| Exercise |
In the listing below, pick out lines with "description".
===== Given data =====
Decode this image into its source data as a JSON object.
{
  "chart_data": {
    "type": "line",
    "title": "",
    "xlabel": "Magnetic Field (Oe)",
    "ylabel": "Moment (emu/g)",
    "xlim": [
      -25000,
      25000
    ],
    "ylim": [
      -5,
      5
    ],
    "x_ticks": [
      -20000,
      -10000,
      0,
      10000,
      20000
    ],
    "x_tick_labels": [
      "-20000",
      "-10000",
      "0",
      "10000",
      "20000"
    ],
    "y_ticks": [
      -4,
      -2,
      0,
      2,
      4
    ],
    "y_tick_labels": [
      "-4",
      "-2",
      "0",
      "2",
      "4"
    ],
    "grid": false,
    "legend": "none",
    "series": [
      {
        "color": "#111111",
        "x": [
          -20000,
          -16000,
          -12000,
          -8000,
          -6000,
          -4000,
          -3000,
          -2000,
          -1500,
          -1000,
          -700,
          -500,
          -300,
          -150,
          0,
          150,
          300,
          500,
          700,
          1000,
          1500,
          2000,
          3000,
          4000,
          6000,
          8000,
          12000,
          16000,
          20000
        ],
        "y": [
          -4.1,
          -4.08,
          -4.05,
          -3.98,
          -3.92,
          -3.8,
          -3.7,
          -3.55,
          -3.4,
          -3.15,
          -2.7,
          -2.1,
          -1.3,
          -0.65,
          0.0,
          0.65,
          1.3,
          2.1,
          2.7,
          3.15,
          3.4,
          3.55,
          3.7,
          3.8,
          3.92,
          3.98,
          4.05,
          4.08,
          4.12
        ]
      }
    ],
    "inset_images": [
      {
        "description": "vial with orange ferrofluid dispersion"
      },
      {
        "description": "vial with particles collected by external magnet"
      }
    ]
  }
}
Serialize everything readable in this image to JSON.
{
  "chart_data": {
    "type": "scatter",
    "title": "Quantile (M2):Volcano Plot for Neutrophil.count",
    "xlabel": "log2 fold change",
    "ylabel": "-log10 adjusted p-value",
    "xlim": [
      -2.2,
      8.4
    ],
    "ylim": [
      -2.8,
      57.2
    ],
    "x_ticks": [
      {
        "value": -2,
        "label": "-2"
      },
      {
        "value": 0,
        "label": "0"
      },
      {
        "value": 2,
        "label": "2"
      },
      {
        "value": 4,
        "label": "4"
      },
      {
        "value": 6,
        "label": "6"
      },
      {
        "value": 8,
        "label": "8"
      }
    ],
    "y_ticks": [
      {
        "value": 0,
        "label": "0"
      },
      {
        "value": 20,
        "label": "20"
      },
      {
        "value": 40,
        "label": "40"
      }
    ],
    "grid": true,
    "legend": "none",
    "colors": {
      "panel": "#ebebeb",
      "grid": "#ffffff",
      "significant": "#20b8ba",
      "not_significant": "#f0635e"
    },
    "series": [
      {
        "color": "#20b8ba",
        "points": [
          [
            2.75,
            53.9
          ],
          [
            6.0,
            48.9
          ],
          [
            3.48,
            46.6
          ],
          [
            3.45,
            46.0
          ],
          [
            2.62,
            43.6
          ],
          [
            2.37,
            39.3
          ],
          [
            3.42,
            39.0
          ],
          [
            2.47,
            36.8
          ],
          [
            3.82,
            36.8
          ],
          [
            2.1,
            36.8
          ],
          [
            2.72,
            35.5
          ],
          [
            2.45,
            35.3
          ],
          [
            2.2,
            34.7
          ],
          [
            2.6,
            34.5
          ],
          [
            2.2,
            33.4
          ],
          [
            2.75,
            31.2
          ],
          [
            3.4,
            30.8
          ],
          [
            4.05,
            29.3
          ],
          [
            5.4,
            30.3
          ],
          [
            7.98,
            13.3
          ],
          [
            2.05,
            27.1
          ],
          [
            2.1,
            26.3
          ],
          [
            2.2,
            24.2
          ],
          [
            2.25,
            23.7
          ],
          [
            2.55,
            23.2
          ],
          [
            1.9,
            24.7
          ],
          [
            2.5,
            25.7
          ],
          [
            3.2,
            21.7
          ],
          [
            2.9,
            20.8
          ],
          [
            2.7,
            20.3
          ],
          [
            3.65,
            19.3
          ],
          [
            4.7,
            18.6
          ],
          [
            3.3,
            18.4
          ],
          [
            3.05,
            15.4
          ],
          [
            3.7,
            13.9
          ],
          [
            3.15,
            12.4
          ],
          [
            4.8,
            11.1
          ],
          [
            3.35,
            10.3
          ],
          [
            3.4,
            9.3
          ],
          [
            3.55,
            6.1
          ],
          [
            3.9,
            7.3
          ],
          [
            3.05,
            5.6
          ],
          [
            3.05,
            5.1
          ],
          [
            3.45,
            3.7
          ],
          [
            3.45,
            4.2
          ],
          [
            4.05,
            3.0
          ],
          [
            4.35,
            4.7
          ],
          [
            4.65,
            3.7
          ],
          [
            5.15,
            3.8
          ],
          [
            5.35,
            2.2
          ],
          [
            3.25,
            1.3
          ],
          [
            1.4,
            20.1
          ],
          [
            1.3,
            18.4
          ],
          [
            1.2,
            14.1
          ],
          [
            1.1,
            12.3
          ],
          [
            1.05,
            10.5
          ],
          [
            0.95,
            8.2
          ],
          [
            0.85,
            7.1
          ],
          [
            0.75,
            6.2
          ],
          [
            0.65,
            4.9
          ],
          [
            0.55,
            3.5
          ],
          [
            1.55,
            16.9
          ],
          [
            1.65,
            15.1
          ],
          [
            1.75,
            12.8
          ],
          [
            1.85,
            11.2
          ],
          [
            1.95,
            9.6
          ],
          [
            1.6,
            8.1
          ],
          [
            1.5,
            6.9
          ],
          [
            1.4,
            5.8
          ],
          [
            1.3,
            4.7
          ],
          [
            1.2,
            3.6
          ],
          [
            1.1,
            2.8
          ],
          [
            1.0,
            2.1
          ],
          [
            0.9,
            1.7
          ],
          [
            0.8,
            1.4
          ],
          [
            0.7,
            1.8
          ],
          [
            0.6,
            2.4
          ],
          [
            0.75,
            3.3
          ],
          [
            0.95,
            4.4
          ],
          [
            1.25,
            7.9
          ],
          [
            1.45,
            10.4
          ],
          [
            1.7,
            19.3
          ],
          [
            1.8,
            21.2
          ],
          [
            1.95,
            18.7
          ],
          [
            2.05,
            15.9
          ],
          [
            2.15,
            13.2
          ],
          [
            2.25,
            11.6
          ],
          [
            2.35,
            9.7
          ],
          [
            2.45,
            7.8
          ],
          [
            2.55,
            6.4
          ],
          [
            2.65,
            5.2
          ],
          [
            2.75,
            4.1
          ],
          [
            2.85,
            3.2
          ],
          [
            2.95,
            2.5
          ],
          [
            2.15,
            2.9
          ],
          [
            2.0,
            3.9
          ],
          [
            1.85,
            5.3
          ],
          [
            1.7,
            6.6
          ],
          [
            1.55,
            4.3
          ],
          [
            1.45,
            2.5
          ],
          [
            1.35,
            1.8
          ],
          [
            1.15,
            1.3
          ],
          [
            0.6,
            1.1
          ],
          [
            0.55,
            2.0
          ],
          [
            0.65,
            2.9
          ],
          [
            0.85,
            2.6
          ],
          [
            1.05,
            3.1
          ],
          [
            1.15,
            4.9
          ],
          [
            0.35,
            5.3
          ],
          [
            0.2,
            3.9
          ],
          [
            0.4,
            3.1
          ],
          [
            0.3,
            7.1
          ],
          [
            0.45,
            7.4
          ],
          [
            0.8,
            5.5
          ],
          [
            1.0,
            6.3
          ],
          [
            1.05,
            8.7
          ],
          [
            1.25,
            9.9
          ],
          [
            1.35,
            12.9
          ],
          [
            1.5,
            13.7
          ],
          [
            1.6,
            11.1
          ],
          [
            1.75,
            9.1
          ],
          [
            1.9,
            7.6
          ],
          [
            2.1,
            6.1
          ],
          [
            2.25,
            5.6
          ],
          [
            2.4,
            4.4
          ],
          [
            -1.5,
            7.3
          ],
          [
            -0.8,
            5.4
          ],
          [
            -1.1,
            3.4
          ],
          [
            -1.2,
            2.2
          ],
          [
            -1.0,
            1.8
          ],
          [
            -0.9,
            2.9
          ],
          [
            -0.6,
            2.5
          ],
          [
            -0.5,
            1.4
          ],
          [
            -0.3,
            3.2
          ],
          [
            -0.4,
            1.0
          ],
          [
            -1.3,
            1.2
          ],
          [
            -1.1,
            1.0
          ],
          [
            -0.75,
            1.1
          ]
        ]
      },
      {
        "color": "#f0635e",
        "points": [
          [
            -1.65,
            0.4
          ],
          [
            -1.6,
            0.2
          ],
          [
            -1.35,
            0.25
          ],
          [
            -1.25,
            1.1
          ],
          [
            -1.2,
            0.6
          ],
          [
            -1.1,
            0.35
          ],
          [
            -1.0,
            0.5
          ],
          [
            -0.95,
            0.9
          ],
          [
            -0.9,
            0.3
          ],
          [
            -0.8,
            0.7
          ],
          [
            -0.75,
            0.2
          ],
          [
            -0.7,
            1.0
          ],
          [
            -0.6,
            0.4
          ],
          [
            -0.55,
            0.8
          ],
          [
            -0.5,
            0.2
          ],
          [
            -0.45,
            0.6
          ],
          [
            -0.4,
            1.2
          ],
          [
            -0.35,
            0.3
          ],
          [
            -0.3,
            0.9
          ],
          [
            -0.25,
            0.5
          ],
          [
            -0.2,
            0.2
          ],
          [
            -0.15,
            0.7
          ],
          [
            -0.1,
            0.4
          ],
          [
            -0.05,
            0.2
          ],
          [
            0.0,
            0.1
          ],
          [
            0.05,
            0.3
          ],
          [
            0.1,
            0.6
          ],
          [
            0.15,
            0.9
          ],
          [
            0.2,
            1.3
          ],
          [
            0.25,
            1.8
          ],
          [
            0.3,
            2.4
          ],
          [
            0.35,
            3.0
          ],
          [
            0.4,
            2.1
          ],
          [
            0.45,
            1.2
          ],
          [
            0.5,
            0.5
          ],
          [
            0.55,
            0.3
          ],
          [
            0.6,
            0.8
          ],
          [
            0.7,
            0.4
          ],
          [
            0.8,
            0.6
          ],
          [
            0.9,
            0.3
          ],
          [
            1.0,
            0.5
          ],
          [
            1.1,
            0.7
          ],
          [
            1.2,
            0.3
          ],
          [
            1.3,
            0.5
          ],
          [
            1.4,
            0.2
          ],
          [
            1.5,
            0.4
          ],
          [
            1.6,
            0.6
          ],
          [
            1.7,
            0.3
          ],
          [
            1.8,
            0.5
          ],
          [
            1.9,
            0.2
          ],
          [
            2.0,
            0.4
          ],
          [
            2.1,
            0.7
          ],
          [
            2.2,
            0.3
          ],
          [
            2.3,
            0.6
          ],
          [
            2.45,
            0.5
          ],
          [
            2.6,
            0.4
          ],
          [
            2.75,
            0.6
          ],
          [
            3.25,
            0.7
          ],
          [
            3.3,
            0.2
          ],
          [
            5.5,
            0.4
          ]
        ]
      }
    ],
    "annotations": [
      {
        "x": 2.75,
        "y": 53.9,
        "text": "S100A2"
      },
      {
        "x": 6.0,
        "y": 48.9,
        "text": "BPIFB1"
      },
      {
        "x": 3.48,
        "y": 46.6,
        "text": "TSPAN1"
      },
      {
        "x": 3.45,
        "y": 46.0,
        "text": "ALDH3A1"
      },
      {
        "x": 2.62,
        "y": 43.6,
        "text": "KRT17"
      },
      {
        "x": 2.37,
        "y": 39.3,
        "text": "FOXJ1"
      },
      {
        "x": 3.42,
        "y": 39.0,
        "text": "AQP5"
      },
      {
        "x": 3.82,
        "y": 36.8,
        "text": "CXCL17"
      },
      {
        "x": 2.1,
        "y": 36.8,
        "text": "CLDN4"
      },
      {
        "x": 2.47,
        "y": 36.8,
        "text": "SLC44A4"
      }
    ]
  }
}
=====
| Exercise output |
        "description": "vial with orange ferrofluid dispersion"
        "description": "vial with particles collected by external magnet"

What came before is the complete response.